* INSTRUCTION: Your task is to copy the listing exactly, with the pictures left out.

* EXERCISE INPUT:
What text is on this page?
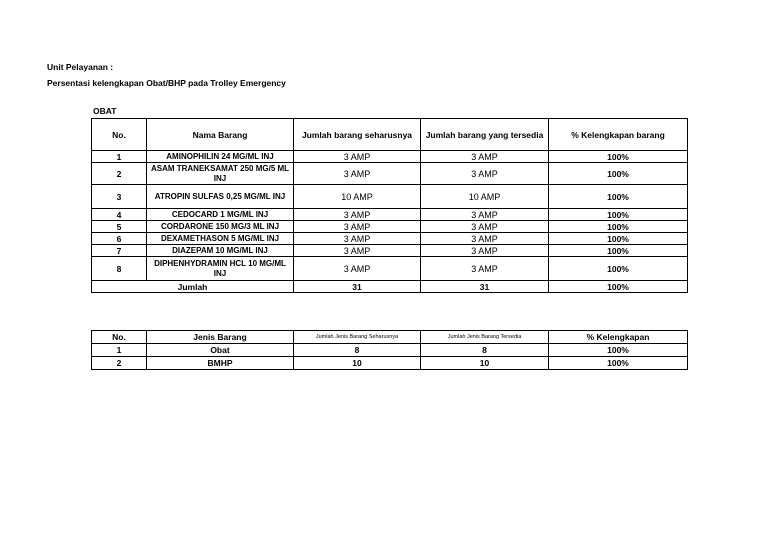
Unit Pelayanan :
Persentasi kelengkapan Obat/BHP pada Trolley Emergency
OBAT
No.	Nama Barang	Jumlah barang seharusnya	Jumlah barang yang tersedia	% Kelengkapan barang
1	AMINOPHILIN 24 MG/ML INJ	3 AMP	3 AMP	100%
2	ASAM TRANEKSAMAT 250 MG/5 ML INJ	3 AMP	3 AMP	100%
3	ATROPIN SULFAS 0,25 MG/ML INJ	10 AMP	10 AMP	100%
4	CEDOCARD 1 MG/ML INJ	3 AMP	3 AMP	100%
5	CORDARONE 150 MG/3 ML INJ	3 AMP	3 AMP	100%
6	DEXAMETHASON 5 MG/ML INJ	3 AMP	3 AMP	100%
7	DIAZEPAM 10 MG/ML INJ	3 AMP	3 AMP	100%
8	DIPHENHYDRAMIN HCL 10 MG/ML INJ	3 AMP	3 AMP	100%
Jumlah		31	31	100%
No.	Jenis Barang	Jumlah Jenis Barang Seharusnya	Jumlah Jenis Barang Tersedia	% Kelengkapan
1	Obat	8	8	100%
2	BMHP	10	10	100%
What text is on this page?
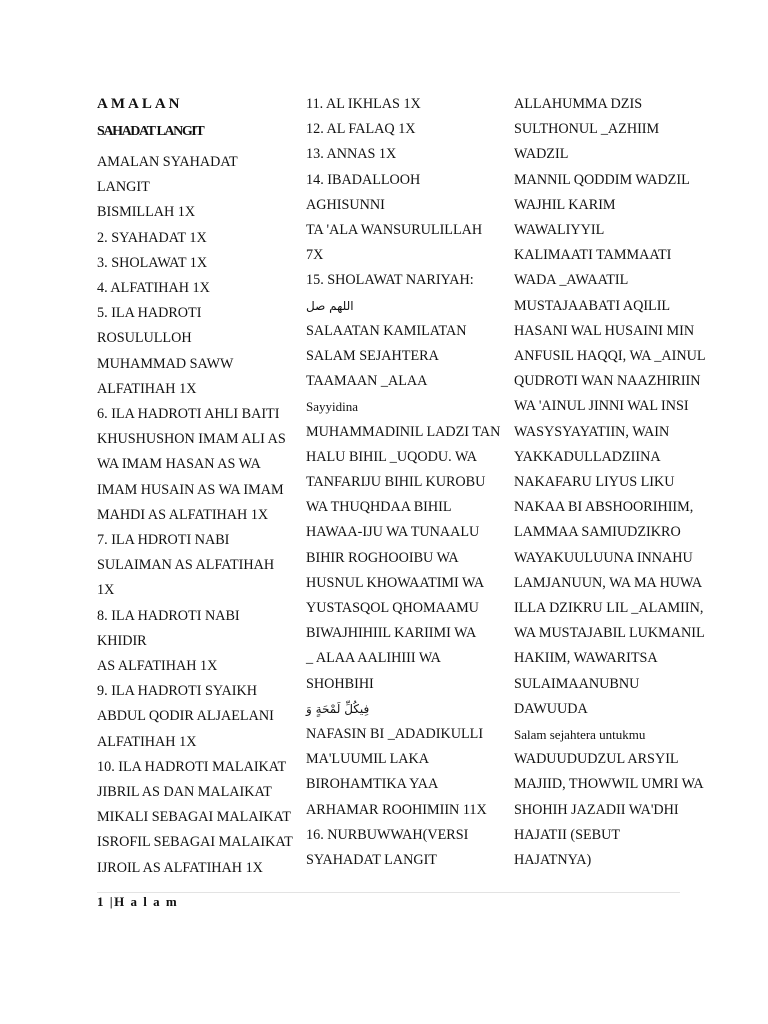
AMALAN
SAHADAT LANGIT
AMALAN SYAHADAT
LANGIT
BISMILLAH 1X
2. SYAHADAT 1X
3. SHOLAWAT 1X
4. ALFATIHAH 1X
5. ILA HADROTI
ROSULULLOH
MUHAMMAD SAWW
ALFATIHAH 1X
6. ILA HADROTI AHLI BAITI
KHUSHUSHON IMAM ALI AS
WA IMAM HASAN AS WA
IMAM HUSAIN AS WA IMAM
MAHDI AS ALFATIHAH 1X
7. ILA HDROTI NABI
SULAIMAN AS ALFATIHAH
1X
8. ILA HADROTI NABI
KHIDIR
AS ALFATIHAH 1X
9. ILA HADROTI SYAIKH
ABDUL QODIR ALJAELANI
ALFATIHAH 1X
10. ILA HADROTI MALAIKAT
JIBRIL AS DAN MALAIKAT
MIKALI SEBAGAI MALAIKAT
ISROFIL SEBAGAI MALAIKAT
IJROIL AS ALFATIHAH 1X
11. AL IKHLAS 1X
12. AL FALAQ 1X
13. ANNAS 1X
14. IBADALLOOH
AGHISUNNI
TA 'ALA WANSURULILLAH
7X
15. SHOLAWAT NARIYAH:
اللهم صل
SALAATAN KAMILATAN
SALAM SEJAHTERA
TAAMAAN _ALAA
Sayyidina
MUHAMMADINIL LADZI TAN
HALU BIHIL _UQODU. WA
TANFARIJU BIHIL KUROBU
WA THUQHDAA BIHIL
HAWAA-IJU WA TUNAALU
BIHIR ROGHOOIBU WA
HUSNUL KHOWAATIMI WA
YUSTASQOL QHOMAAMU
BIWAJHIHIIL KARIIMI WA
_ ALAA AALIHIII WA
SHOHBIHI
فِيكُلِّ لَمْحَةٍ وَ
NAFASIN BI _ADADIKULLI
MA'LUUMIL LAKA
BIROHAMTIKA YAA
ARHAMAR ROOHIMIIN 11X
16. NURBUWWAH(VERSI
SYAHADAT LANGIT
ALLAHUMMA DZIS
SULTHONUL _AZHIIM
WADZIL
MANNIL QODDIM WADZIL
WAJHIL KARIM
WAWALIYYIL
KALIMAATI TAMMAATI
WADA _AWAATIL
MUSTAJAABATI AQILIL
HASANI WAL HUSAINI MIN
ANFUSIL HAQQI, WA _AINUL
QUDROTI WAN NAAZHIRIIN
WA 'AINUL JINNI WAL INSI
WASYSYAYATIIN, WAIN
YAKKADULLADZIINA
NAKAFARU LIYUS LIKU
NAKAA BI ABSHOORIHIIM,
LAMMAA SAMIUDZIKRO
WAYAKUULUUNA INNAHU
LAMJANUUN, WA MA HUWA
ILLA DZIKRU LIL _ALAMIIN,
WA MUSTAJABIL LUKMANIL
HAKIIM, WAWARITSA
SULAIMAANUBNU
DAWUUDA
Salam sejahtera untukmu
WADUUDUDZUL ARSYIL
MAJIID, THOWWIL UMRI WA
SHOHIH JAZADII WA'DHI
HAJATII (SEBUT
HAJATNYA)
1 |H a l a m
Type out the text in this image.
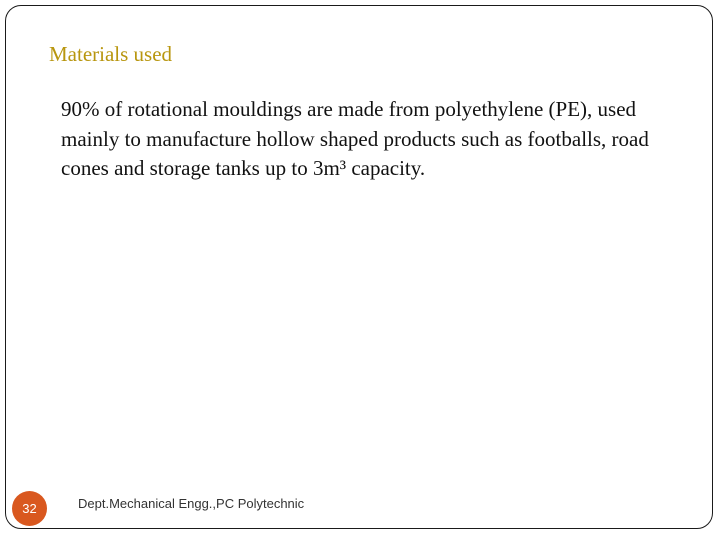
Materials used
90% of rotational mouldings are made from polyethylene (PE), used mainly to manufacture hollow shaped products such as footballs, road cones and storage tanks up to 3m³ capacity.
32	Dept.Mechanical Engg.,PC Polytechnic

* ANSWER TO THE PROBLEM:
What text is on this page?
Unit Pelayanan :
Persentasi kelengkapan Obat/BHP pada Trolley Emergency
OBAT
No.	Nama Barang	Jumlah barang seharusnya	Jumlah barang yang tersedia	% Kelengkapan barang
1	AMINOPHILIN 24 MG/ML INJ	3 AMP	3 AMP	100%
2	ASAM TRANEKSAMAT 250 MG/5 ML INJ	3 AMP	3 AMP	100%
3	ATROPIN SULFAS 0,25 MG/ML INJ	10 AMP	10 AMP	100%
4	CEDOCARD 1 MG/ML INJ	3 AMP	3 AMP	100%
5	CORDARONE 150 MG/3 ML INJ	3 AMP	3 AMP	100%
6	DEXAMETHASON 5 MG/ML INJ	3 AMP	3 AMP	100%
7	DIAZEPAM 10 MG/ML INJ	3 AMP	3 AMP	100%
8	DIPHENHYDRAMIN HCL 10 MG/ML INJ	3 AMP	3 AMP	100%
Jumlah		31	31	100%
No.	Jenis Barang	Jumlah Jenis Barang Seharusnya	Jumlah Jenis Barang Tersedia	% Kelengkapan
1	Obat	8	8	100%
2	BMHP	10	10	100%
What text is on this page?
AMALAN
SAHADAT LANGIT
AMALAN SYAHADAT
LANGIT
BISMILLAH 1X
2. SYAHADAT 1X
3. SHOLAWAT 1X
4. ALFATIHAH 1X
5. ILA HADROTI
ROSULULLOH
MUHAMMAD SAWW
ALFATIHAH 1X
6. ILA HADROTI AHLI BAITI
KHUSHUSHON IMAM ALI AS
WA IMAM HASAN AS WA
IMAM HUSAIN AS WA IMAM
MAHDI AS ALFATIHAH 1X
7. ILA HDROTI NABI
SULAIMAN AS ALFATIHAH
1X
8. ILA HADROTI NABI
KHIDIR
AS ALFATIHAH 1X
9. ILA HADROTI SYAIKH
ABDUL QODIR ALJAELANI
ALFATIHAH 1X
10. ILA HADROTI MALAIKAT
JIBRIL AS DAN MALAIKAT
MIKALI SEBAGAI MALAIKAT
ISROFIL SEBAGAI MALAIKAT
IJROIL AS ALFATIHAH 1X
11. AL IKHLAS 1X
12. AL FALAQ 1X
13. ANNAS 1X
14. IBADALLOOH
AGHISUNNI
TA 'ALA WANSURULILLAH
7X
15. SHOLAWAT NARIYAH:
اللهم صل
SALAATAN KAMILATAN
SALAM SEJAHTERA
TAAMAAN _ALAA
Sayyidina
MUHAMMADINIL LADZI TAN
HALU BIHIL _UQODU. WA
TANFARIJU BIHIL KUROBU
WA THUQHDAA BIHIL
HAWAA-IJU WA TUNAALU
BIHIR ROGHOOIBU WA
HUSNUL KHOWAATIMI WA
YUSTASQOL QHOMAAMU
BIWAJHIHIIL KARIIMI WA
_ ALAA AALIHIII WA
SHOHBIHI
فِيكُلِّ لَمْحَةٍ وَ
NAFASIN BI _ADADIKULLI
MA'LUUMIL LAKA
BIROHAMTIKA YAA
ARHAMAR ROOHIMIIN 11X
16. NURBUWWAH(VERSI
SYAHADAT LANGIT
ALLAHUMMA DZIS
SULTHONUL _AZHIIM
WADZIL
MANNIL QODDIM WADZIL
WAJHIL KARIM
WAWALIYYIL
KALIMAATI TAMMAATI
WADA _AWAATIL
MUSTAJAABATI AQILIL
HASANI WAL HUSAINI MIN
ANFUSIL HAQQI, WA _AINUL
QUDROTI WAN NAAZHIRIIN
WA 'AINUL JINNI WAL INSI
WASYSYAYATIIN, WAIN
YAKKADULLADZIINA
NAKAFARU LIYUS LIKU
NAKAA BI ABSHOORIHIIM,
LAMMAA SAMIUDZIKRO
WAYAKUULUUNA INNAHU
LAMJANUUN, WA MA HUWA
ILLA DZIKRU LIL _ALAMIIN,
WA MUSTAJABIL LUKMANIL
HAKIIM, WAWARITSA
SULAIMAANUBNU
DAWUUDA
Salam sejahtera untukmu
WADUUDUDZUL ARSYIL
MAJIID, THOWWIL UMRI WA
SHOHIH JAZADII WA'DHI
HAJATII (SEBUT
HAJATNYA)
1 |H a l a m
Type out the text in this image.
Materials used
90% of rotational mouldings are made from polyethylene (PE), used mainly to manufacture hollow shaped products such as footballs, road cones and storage tanks up to 3m³ capacity.
32	Dept.Mechanical Engg.,PC Polytechnic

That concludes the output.